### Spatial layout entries
"""
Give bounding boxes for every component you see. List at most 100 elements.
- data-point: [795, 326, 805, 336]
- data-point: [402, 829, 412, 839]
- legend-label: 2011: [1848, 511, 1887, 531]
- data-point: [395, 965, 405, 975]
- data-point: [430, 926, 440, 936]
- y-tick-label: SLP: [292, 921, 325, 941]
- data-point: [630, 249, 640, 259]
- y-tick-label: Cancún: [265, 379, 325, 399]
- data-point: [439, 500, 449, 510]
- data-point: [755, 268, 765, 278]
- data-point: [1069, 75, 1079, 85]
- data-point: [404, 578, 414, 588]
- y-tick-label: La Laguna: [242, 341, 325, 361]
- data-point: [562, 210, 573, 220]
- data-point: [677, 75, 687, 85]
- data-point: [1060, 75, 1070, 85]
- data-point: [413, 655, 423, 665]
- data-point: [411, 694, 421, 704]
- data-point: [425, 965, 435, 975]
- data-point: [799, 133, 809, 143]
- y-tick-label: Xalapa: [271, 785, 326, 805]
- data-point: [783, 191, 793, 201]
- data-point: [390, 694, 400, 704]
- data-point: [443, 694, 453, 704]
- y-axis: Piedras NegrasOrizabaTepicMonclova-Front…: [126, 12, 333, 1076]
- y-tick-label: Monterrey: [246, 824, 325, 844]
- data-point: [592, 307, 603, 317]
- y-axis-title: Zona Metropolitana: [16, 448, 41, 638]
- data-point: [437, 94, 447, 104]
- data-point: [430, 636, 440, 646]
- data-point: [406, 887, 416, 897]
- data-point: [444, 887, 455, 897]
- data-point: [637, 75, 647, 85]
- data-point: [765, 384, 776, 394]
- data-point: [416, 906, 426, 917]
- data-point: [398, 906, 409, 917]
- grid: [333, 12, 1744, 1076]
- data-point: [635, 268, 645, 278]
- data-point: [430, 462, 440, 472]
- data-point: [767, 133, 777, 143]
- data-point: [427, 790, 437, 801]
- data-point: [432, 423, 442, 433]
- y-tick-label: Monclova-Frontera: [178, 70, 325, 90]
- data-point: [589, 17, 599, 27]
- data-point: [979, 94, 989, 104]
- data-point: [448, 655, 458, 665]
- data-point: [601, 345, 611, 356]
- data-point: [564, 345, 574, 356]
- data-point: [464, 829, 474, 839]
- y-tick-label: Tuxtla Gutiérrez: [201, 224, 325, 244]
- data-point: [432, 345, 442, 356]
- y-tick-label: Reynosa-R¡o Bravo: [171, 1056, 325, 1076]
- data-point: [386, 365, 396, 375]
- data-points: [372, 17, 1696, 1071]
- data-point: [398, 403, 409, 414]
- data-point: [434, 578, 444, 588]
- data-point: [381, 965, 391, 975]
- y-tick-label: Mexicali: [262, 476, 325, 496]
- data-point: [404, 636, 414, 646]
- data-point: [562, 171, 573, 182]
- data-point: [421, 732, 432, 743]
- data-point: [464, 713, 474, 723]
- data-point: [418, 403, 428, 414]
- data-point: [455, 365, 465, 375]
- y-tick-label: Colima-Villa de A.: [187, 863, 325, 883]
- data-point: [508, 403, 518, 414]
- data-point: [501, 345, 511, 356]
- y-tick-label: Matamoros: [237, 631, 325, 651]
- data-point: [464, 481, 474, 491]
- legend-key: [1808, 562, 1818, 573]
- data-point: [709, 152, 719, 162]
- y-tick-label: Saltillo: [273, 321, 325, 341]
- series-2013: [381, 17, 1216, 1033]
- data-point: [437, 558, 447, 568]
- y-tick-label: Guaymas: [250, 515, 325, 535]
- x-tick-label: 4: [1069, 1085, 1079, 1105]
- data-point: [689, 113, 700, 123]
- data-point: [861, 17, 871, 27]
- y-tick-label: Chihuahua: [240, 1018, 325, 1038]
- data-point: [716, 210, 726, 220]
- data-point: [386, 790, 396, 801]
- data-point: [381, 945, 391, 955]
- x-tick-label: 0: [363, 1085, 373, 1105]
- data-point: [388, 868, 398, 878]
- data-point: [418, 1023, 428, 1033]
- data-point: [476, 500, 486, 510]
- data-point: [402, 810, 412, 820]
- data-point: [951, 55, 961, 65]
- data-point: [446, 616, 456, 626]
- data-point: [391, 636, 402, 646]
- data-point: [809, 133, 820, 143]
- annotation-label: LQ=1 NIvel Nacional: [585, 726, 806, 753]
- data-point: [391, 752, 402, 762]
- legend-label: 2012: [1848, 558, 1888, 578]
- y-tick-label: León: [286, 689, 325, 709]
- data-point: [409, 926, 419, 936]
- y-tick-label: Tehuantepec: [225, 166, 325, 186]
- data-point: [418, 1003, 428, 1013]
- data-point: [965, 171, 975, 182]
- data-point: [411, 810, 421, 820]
"""
### Exercise instructions
Write out each item above verbatim.

### In response
Give bounding boxes for every component you see. List at most 100 elements.
- data-point: [795, 326, 805, 336]
- data-point: [402, 829, 412, 839]
- legend-label: 2011: [1848, 511, 1887, 531]
- data-point: [395, 965, 405, 975]
- data-point: [430, 926, 440, 936]
- y-tick-label: SLP: [292, 921, 325, 941]
- data-point: [630, 249, 640, 259]
- y-tick-label: Cancún: [265, 379, 325, 399]
- data-point: [439, 500, 449, 510]
- data-point: [755, 268, 765, 278]
- data-point: [1069, 75, 1079, 85]
- data-point: [404, 578, 414, 588]
- y-tick-label: La Laguna: [242, 341, 325, 361]
- data-point: [562, 210, 573, 220]
- data-point: [677, 75, 687, 85]
- data-point: [1060, 75, 1070, 85]
- data-point: [413, 655, 423, 665]
- data-point: [411, 694, 421, 704]
- data-point: [425, 965, 435, 975]
- data-point: [799, 133, 809, 143]
- y-tick-label: Xalapa: [271, 785, 326, 805]
- data-point: [783, 191, 793, 201]
- data-point: [390, 694, 400, 704]
- data-point: [443, 694, 453, 704]
- y-axis: Piedras NegrasOrizabaTepicMonclova-Front…: [126, 12, 333, 1076]
- y-tick-label: Monterrey: [246, 824, 325, 844]
- data-point: [592, 307, 603, 317]
- y-axis-title: Zona Metropolitana: [16, 448, 41, 638]
- data-point: [437, 94, 447, 104]
- data-point: [430, 636, 440, 646]
- data-point: [406, 887, 416, 897]
- data-point: [444, 887, 455, 897]
- data-point: [637, 75, 647, 85]
- data-point: [765, 384, 776, 394]
- data-point: [416, 906, 426, 917]
- data-point: [398, 906, 409, 917]
- grid: [333, 12, 1744, 1076]
- data-point: [635, 268, 645, 278]
- data-point: [430, 462, 440, 472]
- data-point: [767, 133, 777, 143]
- data-point: [427, 790, 437, 801]
- data-point: [432, 423, 442, 433]
- y-tick-label: Monclova-Frontera: [178, 70, 325, 90]
- data-point: [589, 17, 599, 27]
- data-point: [979, 94, 989, 104]
- data-point: [448, 655, 458, 665]
- data-point: [601, 345, 611, 356]
- data-point: [564, 345, 574, 356]
- data-point: [464, 829, 474, 839]
- y-tick-label: Tuxtla Gutiérrez: [201, 224, 325, 244]
- data-point: [432, 345, 442, 356]
- y-tick-label: Reynosa-R¡o Bravo: [171, 1056, 325, 1076]
- data-point: [386, 365, 396, 375]
- data-points: [372, 17, 1696, 1071]
- data-point: [398, 403, 409, 414]
- data-point: [434, 578, 444, 588]
- data-point: [381, 965, 391, 975]
- y-tick-label: Mexicali: [262, 476, 325, 496]
- data-point: [404, 636, 414, 646]
- data-point: [562, 171, 573, 182]
- data-point: [421, 732, 432, 743]
- data-point: [464, 713, 474, 723]
- data-point: [418, 403, 428, 414]
- data-point: [455, 365, 465, 375]
- y-tick-label: Colima-Villa de A.: [187, 863, 325, 883]
- data-point: [508, 403, 518, 414]
- data-point: [501, 345, 511, 356]
- y-tick-label: Matamoros: [237, 631, 325, 651]
- data-point: [464, 481, 474, 491]
- legend-key: [1808, 562, 1818, 573]
- data-point: [709, 152, 719, 162]
- y-tick-label: Saltillo: [273, 321, 325, 341]
- series-2013: [381, 17, 1216, 1033]
- data-point: [437, 558, 447, 568]
- y-tick-label: Guaymas: [250, 515, 325, 535]
- x-tick-label: 4: [1069, 1085, 1079, 1105]
- data-point: [689, 113, 700, 123]
- data-point: [861, 17, 871, 27]
- y-tick-label: Chihuahua: [240, 1018, 325, 1038]
- data-point: [716, 210, 726, 220]
- data-point: [386, 790, 396, 801]
- data-point: [381, 945, 391, 955]
- x-tick-label: 0: [363, 1085, 373, 1105]
- data-point: [388, 868, 398, 878]
- data-point: [418, 1023, 428, 1033]
- data-point: [476, 500, 486, 510]
- data-point: [402, 810, 412, 820]
- data-point: [951, 55, 961, 65]
- data-point: [446, 616, 456, 626]
- data-point: [391, 636, 402, 646]
- data-point: [809, 133, 820, 143]
- annotation-label: LQ=1 NIvel Nacional: [585, 726, 806, 753]
- data-point: [391, 752, 402, 762]
- legend-label: 2012: [1848, 558, 1888, 578]
- y-tick-label: León: [286, 689, 325, 709]
- data-point: [409, 926, 419, 936]
- y-tick-label: Tehuantepec: [225, 166, 325, 186]
- data-point: [418, 1003, 428, 1013]
- data-point: [965, 171, 975, 182]
- data-point: [411, 810, 421, 820]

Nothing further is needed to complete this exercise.